(AUFGABEN DIESER ÜBUNG):
A. Bis wann war der Heimatkanal laut dem Textauszug nur exklusiv auf Premiere und später auf Sky zu sehen?
B. Erkläre mit dem Textauszug in ein bis drei Sätzen, wie sich Romance TV bei der Verbreitung vom Heimatkanal und von GoldStar TV unterschied.
C. Übernimm aus dem Textauszug wortgetreu die Stelle, die bei „RE:Bis Oktober 2017“ beginnt und bei „im Heimatkanal freuen?“ endet.

(AUSGEWÄHLTER TEXTAUSZUG):
DF: Wie hat sich die Verbreitung in den Jahren entwickelt?
RE:Bis Oktober 2017 gab es den Heimatkanal nur exklusiv auf Premiere und später dann auf Sky. Das galt auch für unseren Musiksender GoldStar TV. Unser drittes Programm, Romance TV, war hingegen nie exklusiv und schon immer auf verschiedenen TV-Plattformen vertreten. Inzwischen hat der Heimatkanal eine deutlich größere technische Reichweite und hat auch in der Welt der Streaming-Portale seinen prominenten Platz gefunden. In Österreich war er ja schon seit Premiere-Zeiten zu sehen, nun gibt es den Heimatkanal seit einigen Jahren auch in der Schweiz.
DF: Auf was dürfen sich die Zuschauer in den nächsten Monaten im Heimatkanal freuen?

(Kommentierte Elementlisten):
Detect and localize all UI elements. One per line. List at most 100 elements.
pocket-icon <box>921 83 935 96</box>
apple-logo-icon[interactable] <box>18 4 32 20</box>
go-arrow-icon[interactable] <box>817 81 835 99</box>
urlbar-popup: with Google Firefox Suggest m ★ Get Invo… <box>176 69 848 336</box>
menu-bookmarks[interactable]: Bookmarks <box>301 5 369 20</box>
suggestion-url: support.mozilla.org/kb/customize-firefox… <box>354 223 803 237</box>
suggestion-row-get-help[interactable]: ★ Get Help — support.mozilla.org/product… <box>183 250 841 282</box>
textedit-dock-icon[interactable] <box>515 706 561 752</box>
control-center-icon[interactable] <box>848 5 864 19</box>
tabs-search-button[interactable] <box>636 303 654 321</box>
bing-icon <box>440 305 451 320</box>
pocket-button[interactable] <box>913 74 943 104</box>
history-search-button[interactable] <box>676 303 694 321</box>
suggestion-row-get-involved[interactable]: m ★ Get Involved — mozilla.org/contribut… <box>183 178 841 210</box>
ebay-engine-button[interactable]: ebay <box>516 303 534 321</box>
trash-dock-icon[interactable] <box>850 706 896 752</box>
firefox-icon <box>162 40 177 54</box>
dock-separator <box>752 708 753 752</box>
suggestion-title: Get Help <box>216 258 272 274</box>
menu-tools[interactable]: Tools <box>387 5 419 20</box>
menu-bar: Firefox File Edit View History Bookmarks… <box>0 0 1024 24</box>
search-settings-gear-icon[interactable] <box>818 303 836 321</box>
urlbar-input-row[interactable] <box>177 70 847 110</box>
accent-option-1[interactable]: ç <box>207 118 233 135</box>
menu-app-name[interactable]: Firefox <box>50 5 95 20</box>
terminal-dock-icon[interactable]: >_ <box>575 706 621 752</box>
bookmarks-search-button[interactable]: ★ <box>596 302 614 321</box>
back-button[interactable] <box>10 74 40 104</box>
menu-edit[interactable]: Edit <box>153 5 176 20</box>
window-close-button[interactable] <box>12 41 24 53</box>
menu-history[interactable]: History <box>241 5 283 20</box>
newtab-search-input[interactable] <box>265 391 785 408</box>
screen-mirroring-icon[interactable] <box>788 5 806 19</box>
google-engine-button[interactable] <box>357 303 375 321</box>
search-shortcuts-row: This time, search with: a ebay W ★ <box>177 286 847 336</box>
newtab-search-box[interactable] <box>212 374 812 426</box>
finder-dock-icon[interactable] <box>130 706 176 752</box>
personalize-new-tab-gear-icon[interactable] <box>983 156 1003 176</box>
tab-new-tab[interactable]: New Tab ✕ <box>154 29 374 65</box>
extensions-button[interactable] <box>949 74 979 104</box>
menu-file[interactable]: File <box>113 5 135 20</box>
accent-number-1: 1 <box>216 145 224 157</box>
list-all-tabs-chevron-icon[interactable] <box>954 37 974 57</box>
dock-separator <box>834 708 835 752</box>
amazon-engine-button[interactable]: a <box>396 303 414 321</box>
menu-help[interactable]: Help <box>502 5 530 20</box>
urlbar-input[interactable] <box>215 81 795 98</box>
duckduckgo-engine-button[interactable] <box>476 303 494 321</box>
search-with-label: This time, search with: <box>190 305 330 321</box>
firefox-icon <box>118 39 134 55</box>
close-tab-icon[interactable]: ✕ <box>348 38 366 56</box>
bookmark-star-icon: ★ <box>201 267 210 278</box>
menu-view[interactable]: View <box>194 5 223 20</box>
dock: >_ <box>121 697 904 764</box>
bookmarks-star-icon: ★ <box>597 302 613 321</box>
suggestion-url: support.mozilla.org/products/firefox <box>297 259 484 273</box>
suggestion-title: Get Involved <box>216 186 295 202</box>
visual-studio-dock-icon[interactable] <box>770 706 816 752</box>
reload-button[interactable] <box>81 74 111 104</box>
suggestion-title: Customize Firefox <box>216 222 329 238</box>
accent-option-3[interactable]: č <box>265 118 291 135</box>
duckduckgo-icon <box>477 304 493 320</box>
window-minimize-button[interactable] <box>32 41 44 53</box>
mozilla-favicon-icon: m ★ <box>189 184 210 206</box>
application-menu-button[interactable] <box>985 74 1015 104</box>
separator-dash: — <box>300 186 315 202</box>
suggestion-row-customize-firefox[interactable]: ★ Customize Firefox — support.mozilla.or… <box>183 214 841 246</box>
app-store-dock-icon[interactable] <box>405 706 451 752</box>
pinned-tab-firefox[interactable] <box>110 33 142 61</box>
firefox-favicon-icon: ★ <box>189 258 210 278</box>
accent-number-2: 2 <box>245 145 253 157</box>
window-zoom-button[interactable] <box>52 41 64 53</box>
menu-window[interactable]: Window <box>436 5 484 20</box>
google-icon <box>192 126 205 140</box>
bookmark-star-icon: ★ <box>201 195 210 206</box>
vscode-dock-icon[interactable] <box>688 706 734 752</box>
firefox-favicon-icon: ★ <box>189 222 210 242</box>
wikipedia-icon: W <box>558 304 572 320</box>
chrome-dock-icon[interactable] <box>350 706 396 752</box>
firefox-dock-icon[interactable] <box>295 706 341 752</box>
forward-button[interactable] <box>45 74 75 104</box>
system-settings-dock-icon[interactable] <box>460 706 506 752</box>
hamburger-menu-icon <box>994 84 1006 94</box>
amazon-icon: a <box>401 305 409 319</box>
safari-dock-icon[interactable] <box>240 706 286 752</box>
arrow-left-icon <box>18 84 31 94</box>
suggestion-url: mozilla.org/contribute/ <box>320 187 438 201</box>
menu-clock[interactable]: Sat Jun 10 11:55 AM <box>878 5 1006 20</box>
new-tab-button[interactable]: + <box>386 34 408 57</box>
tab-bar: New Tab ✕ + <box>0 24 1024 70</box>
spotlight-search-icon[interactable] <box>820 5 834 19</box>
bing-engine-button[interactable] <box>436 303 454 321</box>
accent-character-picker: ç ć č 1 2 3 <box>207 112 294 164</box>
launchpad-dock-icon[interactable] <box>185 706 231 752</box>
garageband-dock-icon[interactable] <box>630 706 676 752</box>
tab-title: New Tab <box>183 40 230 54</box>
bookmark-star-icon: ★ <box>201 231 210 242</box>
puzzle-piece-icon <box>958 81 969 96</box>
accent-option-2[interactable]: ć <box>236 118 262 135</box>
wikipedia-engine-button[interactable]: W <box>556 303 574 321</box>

(DIE LÖSUNGEN):
A. Bis Oktober 2017.

B. Der Heimatkanal und GoldStar TV liefen bis Oktober 2017 nur exklusiv auf Premiere und später auf Sky. Romance TV dagegen war nie exklusiv und lief schon immer auf verschiedenen TV-Plattformen.

C.
RE:Bis Oktober 2017 gab es den Heimatkanal nur exklusiv auf Premiere und später dann auf Sky. Das galt auch für unseren Musiksender GoldStar TV. Unser drittes Programm, Romance TV, war hingegen nie exklusiv und schon immer auf verschiedenen TV-Plattformen vertreten. Inzwischen hat der Heimatkanal eine deutlich größere technische Reichweite und hat auch in der Welt der Streaming-Portale seinen prominenten Platz gefunden. In Österreich war er ja schon seit Premiere-Zeiten zu sehen, nun gibt es den Heimatkanal seit einigen Jahren auch in der Schweiz.
DF: Auf was dürfen sich die Zuschauer in den nächsten Monaten im Heimatkanal freuen?